-- START OF Extract provided --

Thursday 12 March 2009

This mooring business

As I mentioned in a previous post, after three years of boating, I'm now looking for a mooring. I want to be able to leave the boat for weeks at a time and go gallivanting. Also, having failed in my attempts to run the boat on used veg oil, I don't feel able to keep travelling around on diesel while cursing car drivers.
So, I'm now knee-deep in the 'sealed tender' process of BW's mooring system. To some of my boaty associates (who consider BW stands for Brutish Waterways), this involvement will seem a betrayal, but speaking personally, I have far greater ethical problems with enriching a livestock farmer for a 'farmer's field' mooring. Where I see exploitation and abuse of animals seen as commodities to be thrown away unless profitable, I just couldn't bear to hand over cash to further that system. But every boater has to find their own solution to the mooring problem and I don't knock anyone but the profiteers.
I'd much prefer a farmer's field mooring, for the peace and informality they seem to offer and I've seen some that have a lively community feel that makes me very envious!

-- END OF Extract provided --
-- START OF Entries --

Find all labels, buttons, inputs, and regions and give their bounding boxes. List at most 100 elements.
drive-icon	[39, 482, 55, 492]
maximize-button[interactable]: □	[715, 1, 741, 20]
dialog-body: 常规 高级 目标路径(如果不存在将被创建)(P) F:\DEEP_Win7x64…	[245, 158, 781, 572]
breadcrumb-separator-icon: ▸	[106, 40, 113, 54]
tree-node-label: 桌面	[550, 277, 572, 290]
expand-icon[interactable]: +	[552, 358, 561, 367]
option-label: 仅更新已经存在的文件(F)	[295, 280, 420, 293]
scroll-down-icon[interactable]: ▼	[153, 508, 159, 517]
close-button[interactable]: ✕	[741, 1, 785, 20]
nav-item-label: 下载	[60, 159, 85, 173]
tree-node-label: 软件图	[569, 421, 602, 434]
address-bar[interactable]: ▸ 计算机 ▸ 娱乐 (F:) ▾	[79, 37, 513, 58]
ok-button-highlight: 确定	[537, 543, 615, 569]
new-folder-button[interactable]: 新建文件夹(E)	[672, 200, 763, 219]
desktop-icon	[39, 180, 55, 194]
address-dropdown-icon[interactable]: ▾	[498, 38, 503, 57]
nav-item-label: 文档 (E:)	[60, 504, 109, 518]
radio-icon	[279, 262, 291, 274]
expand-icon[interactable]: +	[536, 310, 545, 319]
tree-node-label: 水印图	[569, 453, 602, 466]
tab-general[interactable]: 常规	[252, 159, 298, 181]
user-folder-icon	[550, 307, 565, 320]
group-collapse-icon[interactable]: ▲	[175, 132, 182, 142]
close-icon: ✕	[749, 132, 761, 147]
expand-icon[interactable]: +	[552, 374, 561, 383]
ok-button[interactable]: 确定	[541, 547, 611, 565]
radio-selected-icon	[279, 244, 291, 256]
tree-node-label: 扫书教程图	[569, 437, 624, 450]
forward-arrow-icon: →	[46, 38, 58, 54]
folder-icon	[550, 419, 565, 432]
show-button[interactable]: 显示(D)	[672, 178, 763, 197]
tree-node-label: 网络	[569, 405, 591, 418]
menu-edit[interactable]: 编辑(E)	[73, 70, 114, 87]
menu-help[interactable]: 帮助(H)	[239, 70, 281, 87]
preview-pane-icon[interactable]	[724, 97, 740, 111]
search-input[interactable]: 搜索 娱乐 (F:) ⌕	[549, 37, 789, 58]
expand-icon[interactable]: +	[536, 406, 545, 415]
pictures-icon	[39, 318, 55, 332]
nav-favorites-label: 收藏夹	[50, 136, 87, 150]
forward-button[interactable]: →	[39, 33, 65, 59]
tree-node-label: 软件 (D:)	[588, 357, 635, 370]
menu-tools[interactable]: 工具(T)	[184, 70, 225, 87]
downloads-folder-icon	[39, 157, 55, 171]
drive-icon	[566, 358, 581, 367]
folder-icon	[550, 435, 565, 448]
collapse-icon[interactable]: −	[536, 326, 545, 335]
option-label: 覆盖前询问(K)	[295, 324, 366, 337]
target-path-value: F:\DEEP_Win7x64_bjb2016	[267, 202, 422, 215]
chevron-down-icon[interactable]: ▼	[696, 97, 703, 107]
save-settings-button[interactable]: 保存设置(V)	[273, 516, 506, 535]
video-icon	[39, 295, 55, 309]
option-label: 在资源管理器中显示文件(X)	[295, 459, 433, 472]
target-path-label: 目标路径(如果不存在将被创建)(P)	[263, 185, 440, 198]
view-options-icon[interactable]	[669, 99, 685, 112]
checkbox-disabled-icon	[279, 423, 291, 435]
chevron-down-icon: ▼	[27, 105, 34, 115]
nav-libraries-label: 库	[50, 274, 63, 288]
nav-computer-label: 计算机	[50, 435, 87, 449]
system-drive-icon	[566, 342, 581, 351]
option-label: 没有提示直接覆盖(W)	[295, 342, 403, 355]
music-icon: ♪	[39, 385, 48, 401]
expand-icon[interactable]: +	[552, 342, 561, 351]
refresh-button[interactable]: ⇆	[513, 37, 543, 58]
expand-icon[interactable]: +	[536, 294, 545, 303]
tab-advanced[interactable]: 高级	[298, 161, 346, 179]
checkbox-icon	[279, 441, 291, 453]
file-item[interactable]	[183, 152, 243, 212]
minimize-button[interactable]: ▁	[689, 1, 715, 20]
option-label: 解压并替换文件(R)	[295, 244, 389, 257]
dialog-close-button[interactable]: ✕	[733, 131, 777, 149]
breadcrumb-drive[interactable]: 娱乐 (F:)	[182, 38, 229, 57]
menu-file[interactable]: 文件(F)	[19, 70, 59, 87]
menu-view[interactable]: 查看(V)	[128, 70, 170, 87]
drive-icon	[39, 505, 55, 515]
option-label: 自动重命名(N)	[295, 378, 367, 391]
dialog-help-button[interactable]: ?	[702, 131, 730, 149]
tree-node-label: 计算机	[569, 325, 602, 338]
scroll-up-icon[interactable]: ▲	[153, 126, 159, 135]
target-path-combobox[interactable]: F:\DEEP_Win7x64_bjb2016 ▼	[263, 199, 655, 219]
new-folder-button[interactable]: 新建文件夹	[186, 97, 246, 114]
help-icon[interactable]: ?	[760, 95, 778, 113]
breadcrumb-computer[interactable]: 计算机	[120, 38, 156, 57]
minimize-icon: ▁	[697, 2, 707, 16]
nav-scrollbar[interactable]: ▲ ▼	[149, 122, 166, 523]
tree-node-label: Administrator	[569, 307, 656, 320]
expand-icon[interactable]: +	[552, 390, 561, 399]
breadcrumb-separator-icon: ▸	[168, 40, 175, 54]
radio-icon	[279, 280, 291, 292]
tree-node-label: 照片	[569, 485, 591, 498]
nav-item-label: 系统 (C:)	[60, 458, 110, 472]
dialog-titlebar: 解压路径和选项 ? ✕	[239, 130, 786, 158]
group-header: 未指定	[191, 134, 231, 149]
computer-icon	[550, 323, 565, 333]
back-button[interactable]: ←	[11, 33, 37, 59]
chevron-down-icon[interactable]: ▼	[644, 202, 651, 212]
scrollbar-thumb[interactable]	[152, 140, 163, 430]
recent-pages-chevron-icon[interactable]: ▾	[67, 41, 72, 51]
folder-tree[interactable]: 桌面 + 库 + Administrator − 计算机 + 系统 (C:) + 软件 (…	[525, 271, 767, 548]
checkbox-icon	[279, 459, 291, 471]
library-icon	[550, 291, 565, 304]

-- END OF Entries --

### Request 1
From the mooring post, extract everything from "So, I'm now" down to "but the profiteers.".
### Request 2
List the attractions of a farmer's field mooring that the writer names in the mooring post.

### Expected answer 1
So, I'm now knee-deep in the 'sealed tender' process of BW's mooring system. To some of my boaty associates (who consider BW stands for Brutish Waterways), this involvement will seem a betrayal, but speaking personally, I have far greater ethical problems with enriching a livestock farmer for a 'farmer's field' mooring. Where I see exploitation and abuse of animals seen as commodities to be thrown away unless profitable, I just couldn't bear to hand over cash to further that system. But every boater has to find their own solution to the mooring problem and I don't knock anyone but the profiteers.

### Expected answer 2
- Peace
- Informality
- A lively community feel (seen at some of them)